→ Extracted data:
□ □ □ □

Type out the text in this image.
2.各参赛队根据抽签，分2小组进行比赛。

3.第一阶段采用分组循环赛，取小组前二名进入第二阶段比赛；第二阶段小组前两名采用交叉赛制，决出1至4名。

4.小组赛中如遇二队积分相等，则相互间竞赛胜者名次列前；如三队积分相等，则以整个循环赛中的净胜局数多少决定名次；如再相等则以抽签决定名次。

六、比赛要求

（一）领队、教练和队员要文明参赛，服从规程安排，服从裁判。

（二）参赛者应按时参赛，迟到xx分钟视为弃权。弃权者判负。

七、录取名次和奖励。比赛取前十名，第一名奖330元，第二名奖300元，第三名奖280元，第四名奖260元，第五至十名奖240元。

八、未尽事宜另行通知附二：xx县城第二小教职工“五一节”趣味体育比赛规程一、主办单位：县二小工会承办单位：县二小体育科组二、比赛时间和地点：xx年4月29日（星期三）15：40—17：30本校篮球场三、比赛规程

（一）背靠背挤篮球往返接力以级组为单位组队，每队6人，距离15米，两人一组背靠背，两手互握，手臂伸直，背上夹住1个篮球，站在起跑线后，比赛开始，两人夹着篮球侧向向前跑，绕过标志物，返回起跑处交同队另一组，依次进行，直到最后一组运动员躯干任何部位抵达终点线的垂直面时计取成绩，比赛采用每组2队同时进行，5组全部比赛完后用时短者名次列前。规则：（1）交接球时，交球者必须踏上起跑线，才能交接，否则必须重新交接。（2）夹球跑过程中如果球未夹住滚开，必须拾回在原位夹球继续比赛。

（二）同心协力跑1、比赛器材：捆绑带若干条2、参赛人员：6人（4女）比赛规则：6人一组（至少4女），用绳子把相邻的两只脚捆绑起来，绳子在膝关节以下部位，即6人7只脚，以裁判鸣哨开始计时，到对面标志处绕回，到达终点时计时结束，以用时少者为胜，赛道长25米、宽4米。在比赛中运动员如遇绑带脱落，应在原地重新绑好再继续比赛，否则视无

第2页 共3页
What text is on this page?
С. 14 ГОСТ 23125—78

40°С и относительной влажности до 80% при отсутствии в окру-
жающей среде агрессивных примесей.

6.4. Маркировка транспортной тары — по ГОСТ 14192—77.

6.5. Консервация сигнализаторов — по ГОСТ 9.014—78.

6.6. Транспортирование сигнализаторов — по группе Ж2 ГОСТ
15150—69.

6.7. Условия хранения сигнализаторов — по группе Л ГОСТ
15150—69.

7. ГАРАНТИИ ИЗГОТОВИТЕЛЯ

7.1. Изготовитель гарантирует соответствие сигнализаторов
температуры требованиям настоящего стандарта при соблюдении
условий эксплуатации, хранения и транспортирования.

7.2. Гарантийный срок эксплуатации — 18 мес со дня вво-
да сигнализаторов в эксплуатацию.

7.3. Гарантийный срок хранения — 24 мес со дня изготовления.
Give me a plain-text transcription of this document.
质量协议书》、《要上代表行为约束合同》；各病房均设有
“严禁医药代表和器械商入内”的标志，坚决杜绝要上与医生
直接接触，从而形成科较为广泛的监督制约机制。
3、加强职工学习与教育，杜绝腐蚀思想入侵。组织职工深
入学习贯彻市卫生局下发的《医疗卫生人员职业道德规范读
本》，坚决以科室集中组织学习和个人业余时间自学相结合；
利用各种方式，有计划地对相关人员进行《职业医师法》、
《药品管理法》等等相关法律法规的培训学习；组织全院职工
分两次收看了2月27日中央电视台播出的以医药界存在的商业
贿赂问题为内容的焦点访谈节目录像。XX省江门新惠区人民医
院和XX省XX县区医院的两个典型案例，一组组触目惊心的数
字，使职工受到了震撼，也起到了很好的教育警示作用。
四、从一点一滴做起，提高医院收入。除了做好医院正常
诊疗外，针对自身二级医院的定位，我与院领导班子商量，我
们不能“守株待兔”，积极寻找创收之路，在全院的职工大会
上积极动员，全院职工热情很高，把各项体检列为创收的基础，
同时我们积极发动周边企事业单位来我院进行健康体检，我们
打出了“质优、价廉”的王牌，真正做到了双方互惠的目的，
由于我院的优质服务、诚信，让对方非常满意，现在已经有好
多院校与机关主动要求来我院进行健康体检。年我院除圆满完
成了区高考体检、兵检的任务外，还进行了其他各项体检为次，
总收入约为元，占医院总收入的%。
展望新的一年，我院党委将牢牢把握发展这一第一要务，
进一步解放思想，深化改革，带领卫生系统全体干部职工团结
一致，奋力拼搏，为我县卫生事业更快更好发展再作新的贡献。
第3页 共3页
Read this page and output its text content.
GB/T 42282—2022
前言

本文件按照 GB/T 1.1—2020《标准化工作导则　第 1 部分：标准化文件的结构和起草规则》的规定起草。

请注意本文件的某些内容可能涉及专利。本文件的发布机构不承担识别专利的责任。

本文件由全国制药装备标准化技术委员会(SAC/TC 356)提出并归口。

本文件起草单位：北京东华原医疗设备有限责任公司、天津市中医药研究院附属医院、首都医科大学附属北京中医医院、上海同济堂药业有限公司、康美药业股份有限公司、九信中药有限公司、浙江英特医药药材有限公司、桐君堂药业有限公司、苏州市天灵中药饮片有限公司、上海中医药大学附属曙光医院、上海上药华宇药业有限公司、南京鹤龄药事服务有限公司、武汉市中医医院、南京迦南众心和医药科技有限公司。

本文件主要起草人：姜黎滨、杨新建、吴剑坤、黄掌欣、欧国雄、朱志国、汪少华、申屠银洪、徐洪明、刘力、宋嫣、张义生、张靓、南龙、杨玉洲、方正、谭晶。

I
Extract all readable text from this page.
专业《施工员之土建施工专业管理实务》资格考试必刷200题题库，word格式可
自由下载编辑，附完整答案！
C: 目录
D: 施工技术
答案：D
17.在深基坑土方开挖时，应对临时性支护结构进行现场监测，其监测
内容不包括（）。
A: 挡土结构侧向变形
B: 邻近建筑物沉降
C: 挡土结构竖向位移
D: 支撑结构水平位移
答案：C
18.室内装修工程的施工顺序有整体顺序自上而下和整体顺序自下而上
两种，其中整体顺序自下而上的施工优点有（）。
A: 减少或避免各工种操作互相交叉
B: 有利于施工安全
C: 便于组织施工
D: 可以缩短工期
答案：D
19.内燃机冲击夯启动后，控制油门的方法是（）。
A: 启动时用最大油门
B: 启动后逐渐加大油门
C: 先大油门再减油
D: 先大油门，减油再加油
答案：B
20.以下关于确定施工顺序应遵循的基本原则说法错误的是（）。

□ □ □ □

→ Directive:
Only the number is wanted: count the lines of the records that hold the word "ГОСТ".

→ Problem solution:
5